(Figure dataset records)
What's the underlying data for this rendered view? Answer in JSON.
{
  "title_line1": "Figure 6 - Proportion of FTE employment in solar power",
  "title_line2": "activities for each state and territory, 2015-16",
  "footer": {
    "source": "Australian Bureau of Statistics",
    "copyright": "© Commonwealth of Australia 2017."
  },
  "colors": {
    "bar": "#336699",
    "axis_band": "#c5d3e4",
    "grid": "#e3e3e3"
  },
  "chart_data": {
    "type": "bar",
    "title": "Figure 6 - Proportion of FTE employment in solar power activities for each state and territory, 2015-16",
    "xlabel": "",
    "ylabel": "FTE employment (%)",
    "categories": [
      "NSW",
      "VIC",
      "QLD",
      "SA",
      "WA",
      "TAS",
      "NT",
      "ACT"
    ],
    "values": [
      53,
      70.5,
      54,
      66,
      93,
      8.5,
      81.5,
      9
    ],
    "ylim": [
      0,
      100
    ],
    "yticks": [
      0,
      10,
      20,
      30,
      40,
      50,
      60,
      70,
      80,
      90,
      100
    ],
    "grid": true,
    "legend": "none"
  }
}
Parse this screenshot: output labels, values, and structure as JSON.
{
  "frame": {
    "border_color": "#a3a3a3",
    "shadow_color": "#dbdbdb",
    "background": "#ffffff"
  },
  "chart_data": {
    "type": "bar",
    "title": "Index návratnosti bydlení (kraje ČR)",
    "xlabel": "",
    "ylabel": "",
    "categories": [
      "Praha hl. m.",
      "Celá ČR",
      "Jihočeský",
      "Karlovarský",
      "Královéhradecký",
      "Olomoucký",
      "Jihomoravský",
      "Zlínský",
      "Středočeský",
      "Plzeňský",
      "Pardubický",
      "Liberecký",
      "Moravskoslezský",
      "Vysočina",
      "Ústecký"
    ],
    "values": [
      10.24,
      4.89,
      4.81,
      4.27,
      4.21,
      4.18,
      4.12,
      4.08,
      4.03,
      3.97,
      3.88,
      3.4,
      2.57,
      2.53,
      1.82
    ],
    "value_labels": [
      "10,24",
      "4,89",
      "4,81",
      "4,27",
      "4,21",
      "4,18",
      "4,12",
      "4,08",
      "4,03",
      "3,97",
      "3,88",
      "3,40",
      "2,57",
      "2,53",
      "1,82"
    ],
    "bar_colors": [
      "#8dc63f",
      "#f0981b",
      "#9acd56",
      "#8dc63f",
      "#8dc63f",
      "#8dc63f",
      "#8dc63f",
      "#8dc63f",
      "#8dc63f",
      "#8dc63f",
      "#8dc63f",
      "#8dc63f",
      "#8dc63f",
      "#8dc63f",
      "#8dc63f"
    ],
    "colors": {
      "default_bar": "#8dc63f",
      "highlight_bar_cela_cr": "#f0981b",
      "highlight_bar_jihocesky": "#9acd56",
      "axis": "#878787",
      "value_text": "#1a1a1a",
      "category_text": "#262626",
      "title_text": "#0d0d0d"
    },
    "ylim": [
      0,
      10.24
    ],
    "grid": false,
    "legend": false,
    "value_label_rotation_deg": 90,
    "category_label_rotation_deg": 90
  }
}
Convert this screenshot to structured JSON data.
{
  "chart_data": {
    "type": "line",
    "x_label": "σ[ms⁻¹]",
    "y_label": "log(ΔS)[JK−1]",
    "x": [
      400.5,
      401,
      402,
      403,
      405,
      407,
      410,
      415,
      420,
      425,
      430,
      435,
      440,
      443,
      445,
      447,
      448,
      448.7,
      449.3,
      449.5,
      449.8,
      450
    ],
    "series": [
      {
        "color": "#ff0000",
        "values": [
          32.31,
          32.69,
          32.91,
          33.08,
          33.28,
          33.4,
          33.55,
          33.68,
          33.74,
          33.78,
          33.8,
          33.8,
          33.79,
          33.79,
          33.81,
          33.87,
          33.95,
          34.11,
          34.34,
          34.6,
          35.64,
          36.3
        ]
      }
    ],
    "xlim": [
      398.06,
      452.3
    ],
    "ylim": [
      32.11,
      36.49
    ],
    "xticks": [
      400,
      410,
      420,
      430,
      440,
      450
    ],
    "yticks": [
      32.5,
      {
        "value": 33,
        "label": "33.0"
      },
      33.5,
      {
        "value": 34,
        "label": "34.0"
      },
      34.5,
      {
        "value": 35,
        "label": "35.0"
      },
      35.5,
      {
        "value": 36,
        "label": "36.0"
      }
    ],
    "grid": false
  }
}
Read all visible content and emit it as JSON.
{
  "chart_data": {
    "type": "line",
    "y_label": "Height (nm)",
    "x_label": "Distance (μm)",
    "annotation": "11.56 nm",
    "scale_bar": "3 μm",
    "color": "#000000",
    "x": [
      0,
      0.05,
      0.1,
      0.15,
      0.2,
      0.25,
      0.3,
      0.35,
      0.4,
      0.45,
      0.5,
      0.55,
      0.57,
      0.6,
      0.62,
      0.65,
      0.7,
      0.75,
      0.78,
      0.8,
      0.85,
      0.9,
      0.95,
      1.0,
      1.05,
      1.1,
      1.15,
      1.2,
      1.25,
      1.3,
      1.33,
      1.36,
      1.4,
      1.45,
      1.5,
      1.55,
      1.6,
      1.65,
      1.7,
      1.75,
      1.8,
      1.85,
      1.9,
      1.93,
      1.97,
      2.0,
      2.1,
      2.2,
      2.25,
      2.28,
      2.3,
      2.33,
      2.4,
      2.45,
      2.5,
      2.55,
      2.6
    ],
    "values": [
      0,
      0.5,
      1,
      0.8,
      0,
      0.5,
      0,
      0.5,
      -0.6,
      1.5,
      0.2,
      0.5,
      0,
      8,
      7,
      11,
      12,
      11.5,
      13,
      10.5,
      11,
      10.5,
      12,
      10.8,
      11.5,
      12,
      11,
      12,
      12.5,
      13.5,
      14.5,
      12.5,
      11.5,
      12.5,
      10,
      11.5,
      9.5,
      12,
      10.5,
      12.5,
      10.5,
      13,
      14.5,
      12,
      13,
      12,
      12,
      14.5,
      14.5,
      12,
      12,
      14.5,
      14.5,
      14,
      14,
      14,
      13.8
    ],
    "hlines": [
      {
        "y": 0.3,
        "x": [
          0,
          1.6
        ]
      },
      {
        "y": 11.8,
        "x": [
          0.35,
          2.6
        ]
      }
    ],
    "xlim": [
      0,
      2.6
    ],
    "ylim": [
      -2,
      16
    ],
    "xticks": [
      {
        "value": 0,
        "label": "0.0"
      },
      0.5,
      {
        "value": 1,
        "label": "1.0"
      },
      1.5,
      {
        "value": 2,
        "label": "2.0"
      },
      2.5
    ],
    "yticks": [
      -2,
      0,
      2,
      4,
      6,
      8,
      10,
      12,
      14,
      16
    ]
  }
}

*Brief*
All of the data must be returned exactly.

*Correct answer*
What's the underlying data for this rendered view? Answer in JSON.
{
  "title_line1": "Figure 6 - Proportion of FTE employment in solar power",
  "title_line2": "activities for each state and territory, 2015-16",
  "footer": {
    "source": "Australian Bureau of Statistics",
    "copyright": "© Commonwealth of Australia 2017."
  },
  "colors": {
    "bar": "#336699",
    "axis_band": "#c5d3e4",
    "grid": "#e3e3e3"
  },
  "chart_data": {
    "type": "bar",
    "title": "Figure 6 - Proportion of FTE employment in solar power activities for each state and territory, 2015-16",
    "xlabel": "",
    "ylabel": "FTE employment (%)",
    "categories": [
      "NSW",
      "VIC",
      "QLD",
      "SA",
      "WA",
      "TAS",
      "NT",
      "ACT"
    ],
    "values": [
      53,
      70.5,
      54,
      66,
      93,
      8.5,
      81.5,
      9
    ],
    "ylim": [
      0,
      100
    ],
    "yticks": [
      0,
      10,
      20,
      30,
      40,
      50,
      60,
      70,
      80,
      90,
      100
    ],
    "grid": true,
    "legend": "none"
  }
}
Parse this screenshot: output labels, values, and structure as JSON.
{
  "frame": {
    "border_color": "#a3a3a3",
    "shadow_color": "#dbdbdb",
    "background": "#ffffff"
  },
  "chart_data": {
    "type": "bar",
    "title": "Index návratnosti bydlení (kraje ČR)",
    "xlabel": "",
    "ylabel": "",
    "categories": [
      "Praha hl. m.",
      "Celá ČR",
      "Jihočeský",
      "Karlovarský",
      "Královéhradecký",
      "Olomoucký",
      "Jihomoravský",
      "Zlínský",
      "Středočeský",
      "Plzeňský",
      "Pardubický",
      "Liberecký",
      "Moravskoslezský",
      "Vysočina",
      "Ústecký"
    ],
    "values": [
      10.24,
      4.89,
      4.81,
      4.27,
      4.21,
      4.18,
      4.12,
      4.08,
      4.03,
      3.97,
      3.88,
      3.4,
      2.57,
      2.53,
      1.82
    ],
    "value_labels": [
      "10,24",
      "4,89",
      "4,81",
      "4,27",
      "4,21",
      "4,18",
      "4,12",
      "4,08",
      "4,03",
      "3,97",
      "3,88",
      "3,40",
      "2,57",
      "2,53",
      "1,82"
    ],
    "bar_colors": [
      "#8dc63f",
      "#f0981b",
      "#9acd56",
      "#8dc63f",
      "#8dc63f",
      "#8dc63f",
      "#8dc63f",
      "#8dc63f",
      "#8dc63f",
      "#8dc63f",
      "#8dc63f",
      "#8dc63f",
      "#8dc63f",
      "#8dc63f",
      "#8dc63f"
    ],
    "colors": {
      "default_bar": "#8dc63f",
      "highlight_bar_cela_cr": "#f0981b",
      "highlight_bar_jihocesky": "#9acd56",
      "axis": "#878787",
      "value_text": "#1a1a1a",
      "category_text": "#262626",
      "title_text": "#0d0d0d"
    },
    "ylim": [
      0,
      10.24
    ],
    "grid": false,
    "legend": false,
    "value_label_rotation_deg": 90,
    "category_label_rotation_deg": 90
  }
}
Convert this screenshot to structured JSON data.
{
  "chart_data": {
    "type": "line",
    "x_label": "σ[ms⁻¹]",
    "y_label": "log(ΔS)[JK−1]",
    "x": [
      400.5,
      401,
      402,
      403,
      405,
      407,
      410,
      415,
      420,
      425,
      430,
      435,
      440,
      443,
      445,
      447,
      448,
      448.7,
      449.3,
      449.5,
      449.8,
      450
    ],
    "series": [
      {
        "color": "#ff0000",
        "values": [
          32.31,
          32.69,
          32.91,
          33.08,
          33.28,
          33.4,
          33.55,
          33.68,
          33.74,
          33.78,
          33.8,
          33.8,
          33.79,
          33.79,
          33.81,
          33.87,
          33.95,
          34.11,
          34.34,
          34.6,
          35.64,
          36.3
        ]
      }
    ],
    "xlim": [
      398.06,
      452.3
    ],
    "ylim": [
      32.11,
      36.49
    ],
    "xticks": [
      400,
      410,
      420,
      430,
      440,
      450
    ],
    "yticks": [
      32.5,
      {
        "value": 33,
        "label": "33.0"
      },
      33.5,
      {
        "value": 34,
        "label": "34.0"
      },
      34.5,
      {
        "value": 35,
        "label": "35.0"
      },
      35.5,
      {
        "value": 36,
        "label": "36.0"
      }
    ],
    "grid": false
  }
}
Read all visible content and emit it as JSON.
{
  "chart_data": {
    "type": "line",
    "y_label": "Height (nm)",
    "x_label": "Distance (μm)",
    "annotation": "11.56 nm",
    "scale_bar": "3 μm",
    "color": "#000000",
    "x": [
      0,
      0.05,
      0.1,
      0.15,
      0.2,
      0.25,
      0.3,
      0.35,
      0.4,
      0.45,
      0.5,
      0.55,
      0.57,
      0.6,
      0.62,
      0.65,
      0.7,
      0.75,
      0.78,
      0.8,
      0.85,
      0.9,
      0.95,
      1.0,
      1.05,
      1.1,
      1.15,
      1.2,
      1.25,
      1.3,
      1.33,
      1.36,
      1.4,
      1.45,
      1.5,
      1.55,
      1.6,
      1.65,
      1.7,
      1.75,
      1.8,
      1.85,
      1.9,
      1.93,
      1.97,
      2.0,
      2.1,
      2.2,
      2.25,
      2.28,
      2.3,
      2.33,
      2.4,
      2.45,
      2.5,
      2.55,
      2.6
    ],
    "values": [
      0,
      0.5,
      1,
      0.8,
      0,
      0.5,
      0,
      0.5,
      -0.6,
      1.5,
      0.2,
      0.5,
      0,
      8,
      7,
      11,
      12,
      11.5,
      13,
      10.5,
      11,
      10.5,
      12,
      10.8,
      11.5,
      12,
      11,
      12,
      12.5,
      13.5,
      14.5,
      12.5,
      11.5,
      12.5,
      10,
      11.5,
      9.5,
      12,
      10.5,
      12.5,
      10.5,
      13,
      14.5,
      12,
      13,
      12,
      12,
      14.5,
      14.5,
      12,
      12,
      14.5,
      14.5,
      14,
      14,
      14,
      13.8
    ],
    "hlines": [
      {
        "y": 0.3,
        "x": [
          0,
          1.6
        ]
      },
      {
        "y": 11.8,
        "x": [
          0.35,
          2.6
        ]
      }
    ],
    "xlim": [
      0,
      2.6
    ],
    "ylim": [
      -2,
      16
    ],
    "xticks": [
      {
        "value": 0,
        "label": "0.0"
      },
      0.5,
      {
        "value": 1,
        "label": "1.0"
      },
      1.5,
      {
        "value": 2,
        "label": "2.0"
      },
      2.5
    ],
    "yticks": [
      -2,
      0,
      2,
      4,
      6,
      8,
      10,
      12,
      14,
      16
    ]
  }
}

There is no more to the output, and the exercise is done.